Work to be completed:
Once the pictures are set aside, transcribe the remaining data exactly.

Data records:
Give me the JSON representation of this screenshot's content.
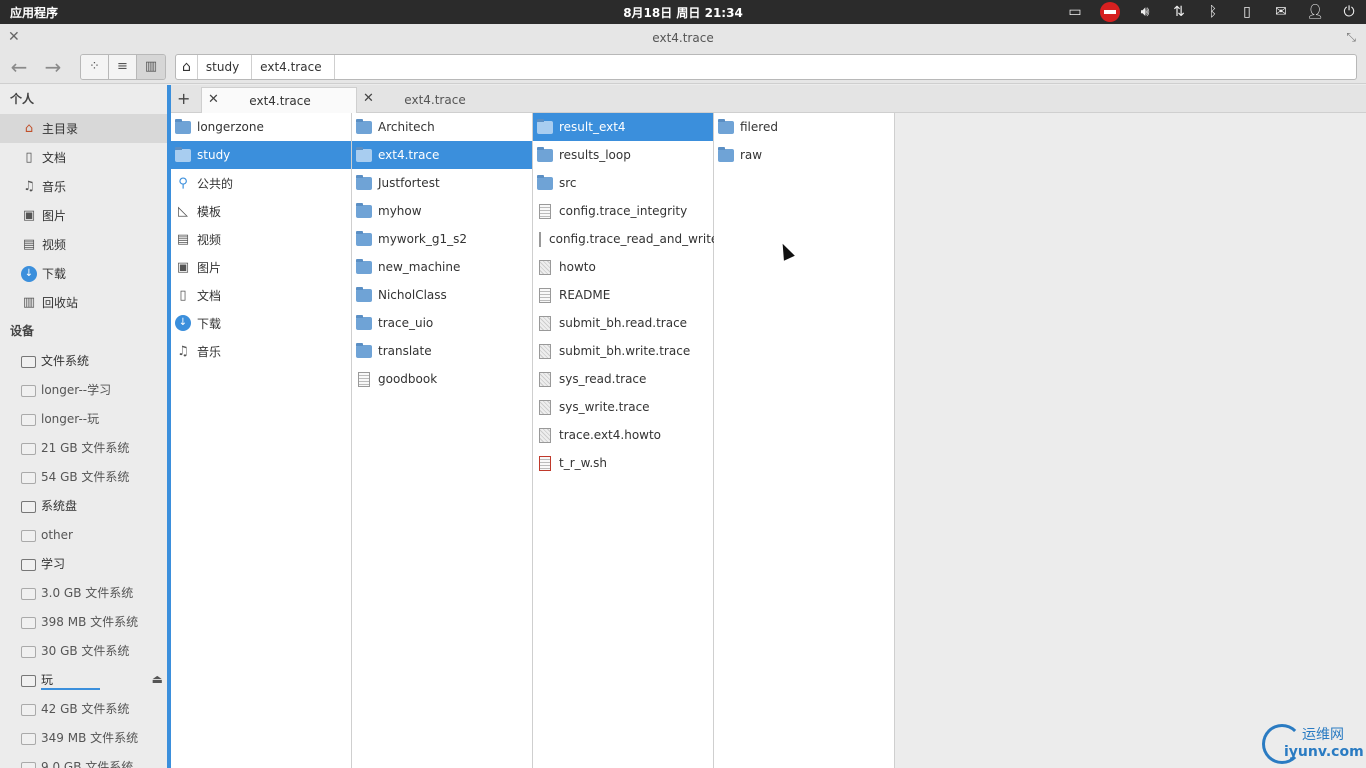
{
  "topbar": {
    "apps_label": "应用程序",
    "clock": "8月18日 周日 21:34",
    "tray_icons": [
      "network-wired-icon",
      "stop-icon",
      "volume-icon",
      "transfer-icon",
      "bluetooth-icon",
      "battery-icon",
      "mail-icon",
      "user-icon",
      "power-icon"
    ]
  },
  "window": {
    "title": "ext4.trace"
  },
  "pathbar": {
    "crumbs": [
      "study",
      "ext4.trace"
    ]
  },
  "sidebar": {
    "personal_header": "个人",
    "personal": [
      {
        "label": "主目录",
        "icon": "home-icon"
      },
      {
        "label": "文档",
        "icon": "document-icon"
      },
      {
        "label": "音乐",
        "icon": "music-icon"
      },
      {
        "label": "图片",
        "icon": "picture-icon"
      },
      {
        "label": "视频",
        "icon": "video-icon"
      },
      {
        "label": "下载",
        "icon": "download-icon"
      },
      {
        "label": "回收站",
        "icon": "trash-icon"
      }
    ],
    "devices_header": "设备",
    "devices": [
      {
        "label": "文件系统"
      },
      {
        "label": "longer--学习"
      },
      {
        "label": "longer--玩"
      },
      {
        "label": "21 GB 文件系统"
      },
      {
        "label": "54 GB 文件系统"
      },
      {
        "label": "系统盘"
      },
      {
        "label": "other"
      },
      {
        "label": "学习"
      },
      {
        "label": "3.0 GB 文件系统"
      },
      {
        "label": "398 MB 文件系统"
      },
      {
        "label": "30 GB 文件系统"
      },
      {
        "label": "玩"
      },
      {
        "label": "42 GB 文件系统"
      },
      {
        "label": "349 MB 文件系统"
      },
      {
        "label": "9.0 GB 文件系统"
      }
    ]
  },
  "tabs": [
    {
      "label": "ext4.trace",
      "active": true
    },
    {
      "label": "ext4.trace",
      "active": false
    }
  ],
  "columns": [
    [
      {
        "name": "longerzone",
        "type": "folder"
      },
      {
        "name": "study",
        "type": "folder",
        "selected": true
      },
      {
        "name": "公共的",
        "type": "share"
      },
      {
        "name": "模板",
        "type": "template"
      },
      {
        "name": "视频",
        "type": "video"
      },
      {
        "name": "图片",
        "type": "picture"
      },
      {
        "name": "文档",
        "type": "document"
      },
      {
        "name": "下载",
        "type": "download"
      },
      {
        "name": "音乐",
        "type": "music"
      }
    ],
    [
      {
        "name": "Architech",
        "type": "folder"
      },
      {
        "name": "ext4.trace",
        "type": "folder",
        "selected": true
      },
      {
        "name": "Justfortest",
        "type": "folder"
      },
      {
        "name": "myhow",
        "type": "folder"
      },
      {
        "name": "mywork_g1_s2",
        "type": "folder"
      },
      {
        "name": "new_machine",
        "type": "folder"
      },
      {
        "name": "NicholClass",
        "type": "folder"
      },
      {
        "name": "trace_uio",
        "type": "folder"
      },
      {
        "name": "translate",
        "type": "folder"
      },
      {
        "name": "goodbook",
        "type": "text"
      }
    ],
    [
      {
        "name": "result_ext4",
        "type": "folder",
        "selected": true
      },
      {
        "name": "results_loop",
        "type": "folder"
      },
      {
        "name": "src",
        "type": "folder"
      },
      {
        "name": "config.trace_integrity",
        "type": "text"
      },
      {
        "name": "config.trace_read_and_write",
        "type": "text"
      },
      {
        "name": "howto",
        "type": "gray"
      },
      {
        "name": "README",
        "type": "text"
      },
      {
        "name": "submit_bh.read.trace",
        "type": "gray"
      },
      {
        "name": "submit_bh.write.trace",
        "type": "gray"
      },
      {
        "name": "sys_read.trace",
        "type": "gray"
      },
      {
        "name": "sys_write.trace",
        "type": "gray"
      },
      {
        "name": "trace.ext4.howto",
        "type": "gray"
      },
      {
        "name": "t_r_w.sh",
        "type": "script"
      }
    ],
    [
      {
        "name": "filered",
        "type": "folder"
      },
      {
        "name": "raw",
        "type": "folder"
      }
    ]
  ],
  "watermark": {
    "cn": "运维网",
    "en": "iyunv.com"
  }
}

Full output:
Give me the JSON representation of this screenshot's content.
{
  "topbar": {
    "apps_label": "应用程序",
    "clock": "8月18日 周日 21:34",
    "tray_icons": [
      "network-wired-icon",
      "stop-icon",
      "volume-icon",
      "transfer-icon",
      "bluetooth-icon",
      "battery-icon",
      "mail-icon",
      "user-icon",
      "power-icon"
    ]
  },
  "window": {
    "title": "ext4.trace"
  },
  "pathbar": {
    "crumbs": [
      "study",
      "ext4.trace"
    ]
  },
  "sidebar": {
    "personal_header": "个人",
    "personal": [
      {
        "label": "主目录",
        "icon": "home-icon"
      },
      {
        "label": "文档",
        "icon": "document-icon"
      },
      {
        "label": "音乐",
        "icon": "music-icon"
      },
      {
        "label": "图片",
        "icon": "picture-icon"
      },
      {
        "label": "视频",
        "icon": "video-icon"
      },
      {
        "label": "下载",
        "icon": "download-icon"
      },
      {
        "label": "回收站",
        "icon": "trash-icon"
      }
    ],
    "devices_header": "设备",
    "devices": [
      {
        "label": "文件系统"
      },
      {
        "label": "longer--学习"
      },
      {
        "label": "longer--玩"
      },
      {
        "label": "21 GB 文件系统"
      },
      {
        "label": "54 GB 文件系统"
      },
      {
        "label": "系统盘"
      },
      {
        "label": "other"
      },
      {
        "label": "学习"
      },
      {
        "label": "3.0 GB 文件系统"
      },
      {
        "label": "398 MB 文件系统"
      },
      {
        "label": "30 GB 文件系统"
      },
      {
        "label": "玩"
      },
      {
        "label": "42 GB 文件系统"
      },
      {
        "label": "349 MB 文件系统"
      },
      {
        "label": "9.0 GB 文件系统"
      }
    ]
  },
  "tabs": [
    {
      "label": "ext4.trace",
      "active": true
    },
    {
      "label": "ext4.trace",
      "active": false
    }
  ],
  "columns": [
    [
      {
        "name": "longerzone",
        "type": "folder"
      },
      {
        "name": "study",
        "type": "folder",
        "selected": true
      },
      {
        "name": "公共的",
        "type": "share"
      },
      {
        "name": "模板",
        "type": "template"
      },
      {
        "name": "视频",
        "type": "video"
      },
      {
        "name": "图片",
        "type": "picture"
      },
      {
        "name": "文档",
        "type": "document"
      },
      {
        "name": "下载",
        "type": "download"
      },
      {
        "name": "音乐",
        "type": "music"
      }
    ],
    [
      {
        "name": "Architech",
        "type": "folder"
      },
      {
        "name": "ext4.trace",
        "type": "folder",
        "selected": true
      },
      {
        "name": "Justfortest",
        "type": "folder"
      },
      {
        "name": "myhow",
        "type": "folder"
      },
      {
        "name": "mywork_g1_s2",
        "type": "folder"
      },
      {
        "name": "new_machine",
        "type": "folder"
      },
      {
        "name": "NicholClass",
        "type": "folder"
      },
      {
        "name": "trace_uio",
        "type": "folder"
      },
      {
        "name": "translate",
        "type": "folder"
      },
      {
        "name": "goodbook",
        "type": "text"
      }
    ],
    [
      {
        "name": "result_ext4",
        "type": "folder",
        "selected": true
      },
      {
        "name": "results_loop",
        "type": "folder"
      },
      {
        "name": "src",
        "type": "folder"
      },
      {
        "name": "config.trace_integrity",
        "type": "text"
      },
      {
        "name": "config.trace_read_and_write",
        "type": "text"
      },
      {
        "name": "howto",
        "type": "gray"
      },
      {
        "name": "README",
        "type": "text"
      },
      {
        "name": "submit_bh.read.trace",
        "type": "gray"
      },
      {
        "name": "submit_bh.write.trace",
        "type": "gray"
      },
      {
        "name": "sys_read.trace",
        "type": "gray"
      },
      {
        "name": "sys_write.trace",
        "type": "gray"
      },
      {
        "name": "trace.ext4.howto",
        "type": "gray"
      },
      {
        "name": "t_r_w.sh",
        "type": "script"
      }
    ],
    [
      {
        "name": "filered",
        "type": "folder"
      },
      {
        "name": "raw",
        "type": "folder"
      }
    ]
  ],
  "watermark": {
    "cn": "运维网",
    "en": "iyunv.com"
  }
}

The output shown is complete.